◆ **The input**:
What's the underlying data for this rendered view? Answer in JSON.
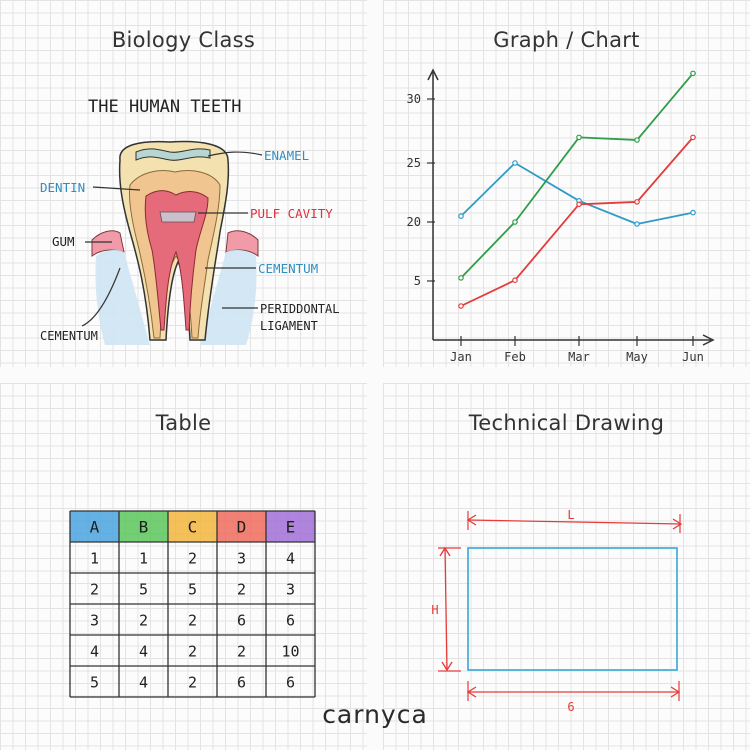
{
  "biology": {
    "panel_title": "Biology Class",
    "drawing_title": "THE HUMAN TEETH",
    "labels": {
      "enamel": "ENAMEL",
      "dentin": "DENTIN",
      "pulp": "PULF CAVITY",
      "gum": "GUM",
      "cementum_right": "CEMENTUM",
      "periodontal_1": "PERIDDONTAL",
      "periodontal_2": "LIGAMENT",
      "cementum_left": "CEMENTUM"
    }
  },
  "graph": {
    "panel_title": "Graph / Chart"
  },
  "chart_data": {
    "type": "line",
    "title": "",
    "categories": [
      "Jan",
      "Feb",
      "Mar",
      "May",
      "Jun"
    ],
    "x_tick_labels": [
      "Jan",
      "Feb",
      "Mar",
      "May",
      "Jun"
    ],
    "y_tick_labels": [
      "5",
      "20",
      "25",
      "30"
    ],
    "grid": false,
    "series": [
      {
        "color": "#2f9bc7",
        "values": [
          20.5,
          25,
          21.8,
          19.5,
          20.8
        ]
      },
      {
        "color": "#2e9e48",
        "values": [
          5.8,
          20,
          27,
          26.8,
          32
        ]
      },
      {
        "color": "#e23c3c",
        "values": [
          1.8,
          5.2,
          21.5,
          21.7,
          27
        ]
      }
    ]
  },
  "table": {
    "panel_title": "Table",
    "headers": [
      "A",
      "B",
      "C",
      "D",
      "E"
    ],
    "header_colors": [
      "#4aa3df",
      "#5cc55a",
      "#f2b53c",
      "#ef6b5c",
      "#a06fd6"
    ],
    "rows": [
      [
        "1",
        "1",
        "2",
        "3",
        "4"
      ],
      [
        "2",
        "5",
        "5",
        "2",
        "3"
      ],
      [
        "3",
        "2",
        "2",
        "6",
        "6"
      ],
      [
        "4",
        "4",
        "2",
        "2",
        "10"
      ],
      [
        "5",
        "4",
        "2",
        "6",
        "6"
      ]
    ]
  },
  "technical": {
    "panel_title": "Technical Drawing",
    "length_label": "L",
    "height_label": "H",
    "bottom_label": "6"
  },
  "brand": "carnyca"
}
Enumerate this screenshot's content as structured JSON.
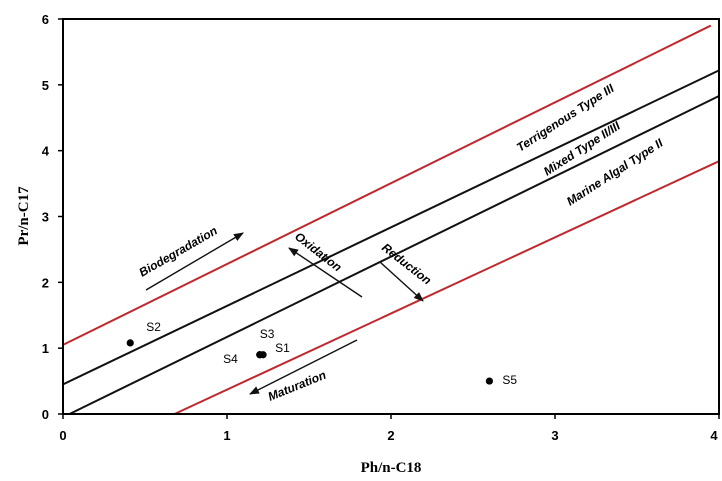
{
  "chart_data": {
    "type": "scatter",
    "xlabel": "Ph/n-C18",
    "ylabel": "Pr/n-C17",
    "xlim": [
      0,
      4
    ],
    "ylim": [
      0,
      6
    ],
    "xticks": [
      "0",
      "1",
      "2",
      "3",
      "4"
    ],
    "yticks": [
      "0",
      "1",
      "2",
      "3",
      "4",
      "5",
      "6"
    ],
    "grid": false,
    "points": [
      {
        "label": "S1",
        "x": 1.22,
        "y": 0.9
      },
      {
        "label": "S2",
        "x": 0.41,
        "y": 1.08
      },
      {
        "label": "S3",
        "x": 1.2,
        "y": 0.9
      },
      {
        "label": "S4",
        "x": 1.2,
        "y": 0.9
      },
      {
        "label": "S5",
        "x": 2.6,
        "y": 0.5
      }
    ],
    "lines": [
      {
        "color": "#c0282d",
        "x1": 0,
        "y1": 1.05,
        "x2": 3.95,
        "y2": 5.9
      },
      {
        "color": "#111111",
        "x1": 0,
        "y1": 0.45,
        "x2": 4,
        "y2": 5.22
      },
      {
        "color": "#111111",
        "x1": 0.04,
        "y1": 0,
        "x2": 4,
        "y2": 4.83
      },
      {
        "color": "#c0282d",
        "x1": 0.68,
        "y1": 0,
        "x2": 4,
        "y2": 3.84
      }
    ],
    "region_labels": [
      "Terrigenous Type III",
      "Mixed Type II/III",
      "Marine Algal Type II"
    ],
    "annotations": [
      "Biodegradation",
      "Oxidation",
      "Reduction",
      "Maturation"
    ]
  }
}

◆ **Given problem**: Reproduce the full material exactly, excluding the pictures.

◆ **Task solution**:
What's the underlying data for this rendered view? Answer in JSON.
{
  "biology": {
    "panel_title": "Biology Class",
    "drawing_title": "THE HUMAN TEETH",
    "labels": {
      "enamel": "ENAMEL",
      "dentin": "DENTIN",
      "pulp": "PULF CAVITY",
      "gum": "GUM",
      "cementum_right": "CEMENTUM",
      "periodontal_1": "PERIDDONTAL",
      "periodontal_2": "LIGAMENT",
      "cementum_left": "CEMENTUM"
    }
  },
  "graph": {
    "panel_title": "Graph / Chart"
  },
  "chart_data": {
    "type": "line",
    "title": "",
    "categories": [
      "Jan",
      "Feb",
      "Mar",
      "May",
      "Jun"
    ],
    "x_tick_labels": [
      "Jan",
      "Feb",
      "Mar",
      "May",
      "Jun"
    ],
    "y_tick_labels": [
      "5",
      "20",
      "25",
      "30"
    ],
    "grid": false,
    "series": [
      {
        "color": "#2f9bc7",
        "values": [
          20.5,
          25,
          21.8,
          19.5,
          20.8
        ]
      },
      {
        "color": "#2e9e48",
        "values": [
          5.8,
          20,
          27,
          26.8,
          32
        ]
      },
      {
        "color": "#e23c3c",
        "values": [
          1.8,
          5.2,
          21.5,
          21.7,
          27
        ]
      }
    ]
  },
  "table": {
    "panel_title": "Table",
    "headers": [
      "A",
      "B",
      "C",
      "D",
      "E"
    ],
    "header_colors": [
      "#4aa3df",
      "#5cc55a",
      "#f2b53c",
      "#ef6b5c",
      "#a06fd6"
    ],
    "rows": [
      [
        "1",
        "1",
        "2",
        "3",
        "4"
      ],
      [
        "2",
        "5",
        "5",
        "2",
        "3"
      ],
      [
        "3",
        "2",
        "2",
        "6",
        "6"
      ],
      [
        "4",
        "4",
        "2",
        "2",
        "10"
      ],
      [
        "5",
        "4",
        "2",
        "6",
        "6"
      ]
    ]
  },
  "technical": {
    "panel_title": "Technical Drawing",
    "length_label": "L",
    "height_label": "H",
    "bottom_label": "6"
  },
  "brand": "carnyca"
}
Enumerate this screenshot's content as structured JSON.
{
  "chart_data": {
    "type": "scatter",
    "xlabel": "Ph/n-C18",
    "ylabel": "Pr/n-C17",
    "xlim": [
      0,
      4
    ],
    "ylim": [
      0,
      6
    ],
    "xticks": [
      "0",
      "1",
      "2",
      "3",
      "4"
    ],
    "yticks": [
      "0",
      "1",
      "2",
      "3",
      "4",
      "5",
      "6"
    ],
    "grid": false,
    "points": [
      {
        "label": "S1",
        "x": 1.22,
        "y": 0.9
      },
      {
        "label": "S2",
        "x": 0.41,
        "y": 1.08
      },
      {
        "label": "S3",
        "x": 1.2,
        "y": 0.9
      },
      {
        "label": "S4",
        "x": 1.2,
        "y": 0.9
      },
      {
        "label": "S5",
        "x": 2.6,
        "y": 0.5
      }
    ],
    "lines": [
      {
        "color": "#c0282d",
        "x1": 0,
        "y1": 1.05,
        "x2": 3.95,
        "y2": 5.9
      },
      {
        "color": "#111111",
        "x1": 0,
        "y1": 0.45,
        "x2": 4,
        "y2": 5.22
      },
      {
        "color": "#111111",
        "x1": 0.04,
        "y1": 0,
        "x2": 4,
        "y2": 4.83
      },
      {
        "color": "#c0282d",
        "x1": 0.68,
        "y1": 0,
        "x2": 4,
        "y2": 3.84
      }
    ],
    "region_labels": [
      "Terrigenous Type III",
      "Mixed Type II/III",
      "Marine Algal Type II"
    ],
    "annotations": [
      "Biodegradation",
      "Oxidation",
      "Reduction",
      "Maturation"
    ]
  }
}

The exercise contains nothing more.